▶ **What you will do**
Each line that holds the word "print" counts once; give the total number of such lines and nothing else.

[Stored entries]
:::

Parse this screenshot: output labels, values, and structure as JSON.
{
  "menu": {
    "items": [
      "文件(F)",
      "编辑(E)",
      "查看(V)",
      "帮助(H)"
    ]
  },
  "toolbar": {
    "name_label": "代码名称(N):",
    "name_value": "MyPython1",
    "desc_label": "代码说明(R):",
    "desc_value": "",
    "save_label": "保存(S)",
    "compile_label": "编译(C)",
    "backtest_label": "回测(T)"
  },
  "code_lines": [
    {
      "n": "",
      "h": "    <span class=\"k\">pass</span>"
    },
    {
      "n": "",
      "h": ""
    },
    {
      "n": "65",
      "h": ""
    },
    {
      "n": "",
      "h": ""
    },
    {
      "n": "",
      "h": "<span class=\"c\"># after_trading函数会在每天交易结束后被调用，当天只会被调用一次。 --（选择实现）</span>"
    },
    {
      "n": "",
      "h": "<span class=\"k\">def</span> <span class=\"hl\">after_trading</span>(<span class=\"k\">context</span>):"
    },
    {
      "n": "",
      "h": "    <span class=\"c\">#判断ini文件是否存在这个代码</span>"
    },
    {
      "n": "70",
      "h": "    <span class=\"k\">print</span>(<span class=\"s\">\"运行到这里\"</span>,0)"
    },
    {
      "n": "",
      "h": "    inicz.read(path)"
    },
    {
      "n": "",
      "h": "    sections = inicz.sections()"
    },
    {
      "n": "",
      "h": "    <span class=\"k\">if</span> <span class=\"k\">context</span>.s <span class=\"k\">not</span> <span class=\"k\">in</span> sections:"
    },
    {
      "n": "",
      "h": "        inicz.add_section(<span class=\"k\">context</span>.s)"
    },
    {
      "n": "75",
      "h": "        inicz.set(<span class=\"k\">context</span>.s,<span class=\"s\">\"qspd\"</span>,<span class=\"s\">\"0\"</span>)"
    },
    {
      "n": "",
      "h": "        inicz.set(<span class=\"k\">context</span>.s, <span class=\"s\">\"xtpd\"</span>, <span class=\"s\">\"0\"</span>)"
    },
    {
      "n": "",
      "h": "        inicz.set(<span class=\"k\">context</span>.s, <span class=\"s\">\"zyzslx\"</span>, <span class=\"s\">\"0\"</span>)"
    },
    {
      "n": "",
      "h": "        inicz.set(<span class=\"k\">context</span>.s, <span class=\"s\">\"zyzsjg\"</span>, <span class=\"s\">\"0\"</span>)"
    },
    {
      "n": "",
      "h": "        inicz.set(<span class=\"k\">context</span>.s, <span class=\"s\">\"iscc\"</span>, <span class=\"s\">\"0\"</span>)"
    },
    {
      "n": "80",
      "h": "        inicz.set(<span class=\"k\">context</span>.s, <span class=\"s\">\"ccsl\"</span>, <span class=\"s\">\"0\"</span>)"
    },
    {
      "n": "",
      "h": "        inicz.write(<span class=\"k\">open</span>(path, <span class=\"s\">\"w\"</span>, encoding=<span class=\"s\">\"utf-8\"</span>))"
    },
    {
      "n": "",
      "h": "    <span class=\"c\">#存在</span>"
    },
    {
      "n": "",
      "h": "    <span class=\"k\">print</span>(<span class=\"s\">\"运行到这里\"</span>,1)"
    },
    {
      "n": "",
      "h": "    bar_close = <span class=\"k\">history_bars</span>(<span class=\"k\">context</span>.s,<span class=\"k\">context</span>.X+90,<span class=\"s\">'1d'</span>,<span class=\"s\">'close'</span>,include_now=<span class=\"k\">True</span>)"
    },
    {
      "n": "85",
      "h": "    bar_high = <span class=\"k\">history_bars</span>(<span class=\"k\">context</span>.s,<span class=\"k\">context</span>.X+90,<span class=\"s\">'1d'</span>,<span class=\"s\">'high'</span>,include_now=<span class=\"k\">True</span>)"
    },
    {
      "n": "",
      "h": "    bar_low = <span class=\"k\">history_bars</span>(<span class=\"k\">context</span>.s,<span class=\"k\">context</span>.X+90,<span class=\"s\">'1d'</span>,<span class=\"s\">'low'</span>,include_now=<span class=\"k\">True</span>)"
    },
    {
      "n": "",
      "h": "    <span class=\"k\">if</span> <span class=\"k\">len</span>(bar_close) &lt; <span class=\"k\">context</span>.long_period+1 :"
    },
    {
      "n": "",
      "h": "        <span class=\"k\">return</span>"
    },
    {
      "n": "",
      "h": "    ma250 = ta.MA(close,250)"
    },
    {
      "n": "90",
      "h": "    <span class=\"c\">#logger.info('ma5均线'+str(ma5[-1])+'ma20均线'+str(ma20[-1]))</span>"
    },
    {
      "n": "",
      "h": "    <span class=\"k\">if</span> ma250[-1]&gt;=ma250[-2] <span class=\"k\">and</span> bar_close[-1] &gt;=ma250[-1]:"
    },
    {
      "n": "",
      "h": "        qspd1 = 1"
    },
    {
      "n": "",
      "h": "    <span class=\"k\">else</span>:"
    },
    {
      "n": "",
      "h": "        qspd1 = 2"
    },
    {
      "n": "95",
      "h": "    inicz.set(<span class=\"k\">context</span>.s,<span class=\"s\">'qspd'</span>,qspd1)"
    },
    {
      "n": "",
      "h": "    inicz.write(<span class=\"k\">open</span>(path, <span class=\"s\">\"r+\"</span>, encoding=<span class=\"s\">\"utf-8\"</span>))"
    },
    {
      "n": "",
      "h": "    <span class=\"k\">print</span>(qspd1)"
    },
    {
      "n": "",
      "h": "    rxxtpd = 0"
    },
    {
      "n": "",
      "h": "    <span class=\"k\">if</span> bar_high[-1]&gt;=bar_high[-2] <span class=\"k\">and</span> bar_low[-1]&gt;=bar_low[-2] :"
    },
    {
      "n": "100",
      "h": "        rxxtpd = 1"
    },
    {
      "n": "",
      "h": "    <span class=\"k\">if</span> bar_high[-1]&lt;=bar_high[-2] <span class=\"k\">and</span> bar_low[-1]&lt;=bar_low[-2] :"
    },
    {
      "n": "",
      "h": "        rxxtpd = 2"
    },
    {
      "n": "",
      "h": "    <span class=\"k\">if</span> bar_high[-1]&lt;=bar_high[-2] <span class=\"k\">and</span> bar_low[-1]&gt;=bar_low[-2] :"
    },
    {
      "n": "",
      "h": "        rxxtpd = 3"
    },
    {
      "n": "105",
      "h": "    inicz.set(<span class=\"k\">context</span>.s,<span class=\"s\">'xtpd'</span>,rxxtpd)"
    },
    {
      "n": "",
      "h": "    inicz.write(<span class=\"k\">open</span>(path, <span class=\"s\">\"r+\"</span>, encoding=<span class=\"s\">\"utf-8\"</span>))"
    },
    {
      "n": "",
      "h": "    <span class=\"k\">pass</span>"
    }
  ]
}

:::

▶ **Exercise output**
3